**Request**
Report the number of lines where the string "December" occurs, and write nothing else.
* BEGIN Stored records *
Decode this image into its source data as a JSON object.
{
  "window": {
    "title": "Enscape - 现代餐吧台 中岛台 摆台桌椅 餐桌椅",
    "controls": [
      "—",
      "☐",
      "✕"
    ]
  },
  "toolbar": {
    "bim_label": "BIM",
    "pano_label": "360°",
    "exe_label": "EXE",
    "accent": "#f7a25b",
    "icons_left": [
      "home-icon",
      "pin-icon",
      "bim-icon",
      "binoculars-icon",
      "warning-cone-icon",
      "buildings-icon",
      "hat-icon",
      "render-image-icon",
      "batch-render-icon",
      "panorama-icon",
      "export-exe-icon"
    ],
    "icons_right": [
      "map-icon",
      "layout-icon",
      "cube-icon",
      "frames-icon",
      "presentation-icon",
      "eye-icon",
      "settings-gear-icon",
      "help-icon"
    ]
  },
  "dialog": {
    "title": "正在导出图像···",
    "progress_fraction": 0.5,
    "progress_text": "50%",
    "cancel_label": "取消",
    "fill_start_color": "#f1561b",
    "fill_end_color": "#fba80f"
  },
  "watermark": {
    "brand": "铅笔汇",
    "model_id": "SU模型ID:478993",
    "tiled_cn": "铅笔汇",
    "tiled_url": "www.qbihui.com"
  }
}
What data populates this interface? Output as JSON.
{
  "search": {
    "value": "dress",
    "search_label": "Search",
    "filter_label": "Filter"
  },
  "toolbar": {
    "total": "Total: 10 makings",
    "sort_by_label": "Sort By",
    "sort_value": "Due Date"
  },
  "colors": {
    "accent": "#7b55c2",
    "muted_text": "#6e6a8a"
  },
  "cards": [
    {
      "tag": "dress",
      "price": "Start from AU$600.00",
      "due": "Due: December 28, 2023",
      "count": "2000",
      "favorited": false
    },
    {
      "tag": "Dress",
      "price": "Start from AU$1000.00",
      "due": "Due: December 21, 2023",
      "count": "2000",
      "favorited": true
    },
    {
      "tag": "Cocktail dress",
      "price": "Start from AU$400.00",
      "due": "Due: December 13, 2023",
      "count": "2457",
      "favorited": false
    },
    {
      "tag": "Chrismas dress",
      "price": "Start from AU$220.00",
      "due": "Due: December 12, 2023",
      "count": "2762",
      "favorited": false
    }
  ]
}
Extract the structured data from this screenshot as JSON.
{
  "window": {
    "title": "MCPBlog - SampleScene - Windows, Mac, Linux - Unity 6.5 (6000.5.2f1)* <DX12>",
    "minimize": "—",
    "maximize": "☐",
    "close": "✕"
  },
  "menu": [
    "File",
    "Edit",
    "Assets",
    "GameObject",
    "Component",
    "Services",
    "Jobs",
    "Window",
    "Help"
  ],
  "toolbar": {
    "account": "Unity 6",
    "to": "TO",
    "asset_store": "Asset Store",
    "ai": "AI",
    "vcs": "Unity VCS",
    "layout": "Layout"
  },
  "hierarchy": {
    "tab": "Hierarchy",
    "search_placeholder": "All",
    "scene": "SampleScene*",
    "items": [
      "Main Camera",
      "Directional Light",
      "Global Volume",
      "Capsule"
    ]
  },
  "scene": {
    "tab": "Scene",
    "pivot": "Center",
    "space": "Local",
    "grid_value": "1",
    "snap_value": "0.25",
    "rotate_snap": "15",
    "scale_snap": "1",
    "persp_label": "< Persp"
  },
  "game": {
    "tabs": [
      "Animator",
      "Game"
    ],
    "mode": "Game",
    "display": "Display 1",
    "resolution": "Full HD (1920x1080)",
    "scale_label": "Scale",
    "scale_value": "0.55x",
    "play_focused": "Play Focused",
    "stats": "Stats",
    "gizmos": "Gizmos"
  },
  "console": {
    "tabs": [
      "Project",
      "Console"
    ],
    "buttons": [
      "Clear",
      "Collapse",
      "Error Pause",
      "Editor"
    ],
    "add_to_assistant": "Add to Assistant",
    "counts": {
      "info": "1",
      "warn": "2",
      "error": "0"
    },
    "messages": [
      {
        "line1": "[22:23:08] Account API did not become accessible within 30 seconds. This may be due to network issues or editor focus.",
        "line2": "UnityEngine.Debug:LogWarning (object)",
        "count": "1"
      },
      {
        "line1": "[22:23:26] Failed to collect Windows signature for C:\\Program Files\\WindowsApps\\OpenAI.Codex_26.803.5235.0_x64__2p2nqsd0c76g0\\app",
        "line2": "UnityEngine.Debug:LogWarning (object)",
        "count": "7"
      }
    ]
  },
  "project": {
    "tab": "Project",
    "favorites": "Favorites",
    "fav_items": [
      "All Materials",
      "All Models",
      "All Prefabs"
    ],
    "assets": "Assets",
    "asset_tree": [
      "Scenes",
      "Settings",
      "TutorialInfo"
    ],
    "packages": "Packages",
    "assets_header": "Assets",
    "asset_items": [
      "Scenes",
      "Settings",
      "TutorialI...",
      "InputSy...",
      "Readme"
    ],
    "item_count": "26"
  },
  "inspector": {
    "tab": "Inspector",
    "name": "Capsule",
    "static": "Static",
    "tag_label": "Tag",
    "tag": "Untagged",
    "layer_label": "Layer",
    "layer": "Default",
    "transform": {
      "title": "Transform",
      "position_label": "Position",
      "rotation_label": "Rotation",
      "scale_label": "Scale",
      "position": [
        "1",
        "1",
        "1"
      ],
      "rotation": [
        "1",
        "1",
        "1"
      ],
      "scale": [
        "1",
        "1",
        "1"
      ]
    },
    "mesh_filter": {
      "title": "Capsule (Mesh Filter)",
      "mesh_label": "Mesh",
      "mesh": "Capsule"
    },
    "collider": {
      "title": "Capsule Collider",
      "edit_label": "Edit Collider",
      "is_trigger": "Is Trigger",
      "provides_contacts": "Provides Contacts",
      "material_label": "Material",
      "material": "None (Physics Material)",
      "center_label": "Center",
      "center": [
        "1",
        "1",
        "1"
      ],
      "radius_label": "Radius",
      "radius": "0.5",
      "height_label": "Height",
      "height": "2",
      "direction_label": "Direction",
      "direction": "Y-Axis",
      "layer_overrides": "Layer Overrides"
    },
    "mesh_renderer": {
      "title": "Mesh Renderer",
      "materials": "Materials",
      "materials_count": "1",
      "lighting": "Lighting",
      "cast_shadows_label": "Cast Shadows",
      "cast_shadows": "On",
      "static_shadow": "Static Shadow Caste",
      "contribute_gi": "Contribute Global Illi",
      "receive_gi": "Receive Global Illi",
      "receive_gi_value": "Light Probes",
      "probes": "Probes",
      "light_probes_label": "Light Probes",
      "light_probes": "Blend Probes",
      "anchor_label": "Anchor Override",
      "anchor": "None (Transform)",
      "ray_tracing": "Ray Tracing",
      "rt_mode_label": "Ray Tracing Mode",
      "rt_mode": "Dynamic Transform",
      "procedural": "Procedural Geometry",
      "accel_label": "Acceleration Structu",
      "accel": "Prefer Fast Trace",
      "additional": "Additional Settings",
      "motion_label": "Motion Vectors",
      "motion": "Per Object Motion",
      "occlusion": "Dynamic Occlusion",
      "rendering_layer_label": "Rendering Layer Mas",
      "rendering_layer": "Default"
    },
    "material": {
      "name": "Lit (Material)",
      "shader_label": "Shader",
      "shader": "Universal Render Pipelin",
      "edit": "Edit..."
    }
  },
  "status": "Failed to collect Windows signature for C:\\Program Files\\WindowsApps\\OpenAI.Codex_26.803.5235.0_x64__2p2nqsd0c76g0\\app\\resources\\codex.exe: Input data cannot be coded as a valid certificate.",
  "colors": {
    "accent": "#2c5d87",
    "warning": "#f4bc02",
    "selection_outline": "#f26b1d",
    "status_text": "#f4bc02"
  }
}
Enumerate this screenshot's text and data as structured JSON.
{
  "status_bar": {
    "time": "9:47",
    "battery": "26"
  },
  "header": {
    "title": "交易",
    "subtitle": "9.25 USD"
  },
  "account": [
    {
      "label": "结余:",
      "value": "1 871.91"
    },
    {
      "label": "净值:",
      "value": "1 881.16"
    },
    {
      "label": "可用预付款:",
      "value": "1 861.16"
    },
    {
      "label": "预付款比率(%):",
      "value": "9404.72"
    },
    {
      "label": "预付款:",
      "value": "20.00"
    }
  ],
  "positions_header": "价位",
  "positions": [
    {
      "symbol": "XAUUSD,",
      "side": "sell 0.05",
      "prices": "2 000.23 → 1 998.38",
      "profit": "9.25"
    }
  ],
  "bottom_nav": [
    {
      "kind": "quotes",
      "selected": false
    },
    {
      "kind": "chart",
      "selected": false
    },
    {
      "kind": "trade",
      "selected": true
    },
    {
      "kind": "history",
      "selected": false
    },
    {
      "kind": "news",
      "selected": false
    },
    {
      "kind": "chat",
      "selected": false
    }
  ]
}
* END Stored records *
**Finished exercise**
4